GIVEN PROBLEM: Reproduce every one of the rows below word for word, keeping their original order.

-- Start of DATA EXTRACT --

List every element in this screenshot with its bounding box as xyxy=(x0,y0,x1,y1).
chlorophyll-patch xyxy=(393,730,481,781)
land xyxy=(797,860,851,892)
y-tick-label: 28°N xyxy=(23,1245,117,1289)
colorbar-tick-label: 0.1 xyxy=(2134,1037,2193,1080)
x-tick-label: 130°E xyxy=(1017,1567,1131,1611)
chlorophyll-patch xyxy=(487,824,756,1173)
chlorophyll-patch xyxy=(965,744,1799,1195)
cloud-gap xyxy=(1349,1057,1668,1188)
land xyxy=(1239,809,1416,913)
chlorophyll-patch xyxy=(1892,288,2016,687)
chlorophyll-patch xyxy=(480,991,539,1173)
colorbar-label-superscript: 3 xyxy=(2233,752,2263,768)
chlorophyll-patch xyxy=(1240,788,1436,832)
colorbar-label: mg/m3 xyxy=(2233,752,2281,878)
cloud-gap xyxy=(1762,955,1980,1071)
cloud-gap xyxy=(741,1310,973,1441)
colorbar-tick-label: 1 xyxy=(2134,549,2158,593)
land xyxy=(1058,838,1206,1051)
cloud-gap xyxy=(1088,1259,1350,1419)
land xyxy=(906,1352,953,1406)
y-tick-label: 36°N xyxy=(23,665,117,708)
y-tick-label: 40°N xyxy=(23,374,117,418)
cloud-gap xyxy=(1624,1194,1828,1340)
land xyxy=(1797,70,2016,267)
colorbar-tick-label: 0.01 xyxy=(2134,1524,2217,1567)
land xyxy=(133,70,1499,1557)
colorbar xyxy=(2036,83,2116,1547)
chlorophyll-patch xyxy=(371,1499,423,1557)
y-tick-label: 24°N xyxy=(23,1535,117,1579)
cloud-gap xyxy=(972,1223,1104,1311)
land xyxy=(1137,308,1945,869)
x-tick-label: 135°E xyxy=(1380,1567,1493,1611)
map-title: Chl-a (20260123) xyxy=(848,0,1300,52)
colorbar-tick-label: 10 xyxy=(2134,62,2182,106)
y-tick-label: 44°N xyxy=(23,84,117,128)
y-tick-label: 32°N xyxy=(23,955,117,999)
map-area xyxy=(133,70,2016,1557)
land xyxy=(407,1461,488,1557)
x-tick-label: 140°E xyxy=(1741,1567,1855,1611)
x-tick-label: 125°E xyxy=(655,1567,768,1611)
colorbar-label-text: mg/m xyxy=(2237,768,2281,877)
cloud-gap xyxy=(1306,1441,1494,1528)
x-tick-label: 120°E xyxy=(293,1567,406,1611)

-- End of DATA EXTRACT --

SOLUTION TO THE PROBLEM:
List every element in this screenshot with its bounding box as xyxy=(x0,y0,x1,y1).
chlorophyll-patch xyxy=(393,730,481,781)
land xyxy=(797,860,851,892)
y-tick-label: 28°N xyxy=(23,1245,117,1289)
colorbar-tick-label: 0.1 xyxy=(2134,1037,2193,1080)
x-tick-label: 130°E xyxy=(1017,1567,1131,1611)
chlorophyll-patch xyxy=(487,824,756,1173)
chlorophyll-patch xyxy=(965,744,1799,1195)
cloud-gap xyxy=(1349,1057,1668,1188)
land xyxy=(1239,809,1416,913)
chlorophyll-patch xyxy=(1892,288,2016,687)
chlorophyll-patch xyxy=(480,991,539,1173)
colorbar-label-superscript: 3 xyxy=(2233,752,2263,768)
chlorophyll-patch xyxy=(1240,788,1436,832)
colorbar-label: mg/m3 xyxy=(2233,752,2281,878)
cloud-gap xyxy=(1762,955,1980,1071)
cloud-gap xyxy=(741,1310,973,1441)
colorbar-tick-label: 1 xyxy=(2134,549,2158,593)
land xyxy=(1058,838,1206,1051)
cloud-gap xyxy=(1088,1259,1350,1419)
land xyxy=(906,1352,953,1406)
y-tick-label: 36°N xyxy=(23,665,117,708)
y-tick-label: 40°N xyxy=(23,374,117,418)
cloud-gap xyxy=(1624,1194,1828,1340)
land xyxy=(1797,70,2016,267)
colorbar-tick-label: 0.01 xyxy=(2134,1524,2217,1567)
land xyxy=(133,70,1499,1557)
colorbar xyxy=(2036,83,2116,1547)
chlorophyll-patch xyxy=(371,1499,423,1557)
y-tick-label: 24°N xyxy=(23,1535,117,1579)
cloud-gap xyxy=(972,1223,1104,1311)
land xyxy=(1137,308,1945,869)
x-tick-label: 135°E xyxy=(1380,1567,1493,1611)
map-title: Chl-a (20260123) xyxy=(848,0,1300,52)
colorbar-tick-label: 10 xyxy=(2134,62,2182,106)
y-tick-label: 44°N xyxy=(23,84,117,128)
y-tick-label: 32°N xyxy=(23,955,117,999)
map-area xyxy=(133,70,2016,1557)
land xyxy=(407,1461,488,1557)
x-tick-label: 140°E xyxy=(1741,1567,1855,1611)
x-tick-label: 125°E xyxy=(655,1567,768,1611)
colorbar-label-text: mg/m xyxy=(2237,768,2281,877)
cloud-gap xyxy=(1306,1441,1494,1528)
x-tick-label: 120°E xyxy=(293,1567,406,1611)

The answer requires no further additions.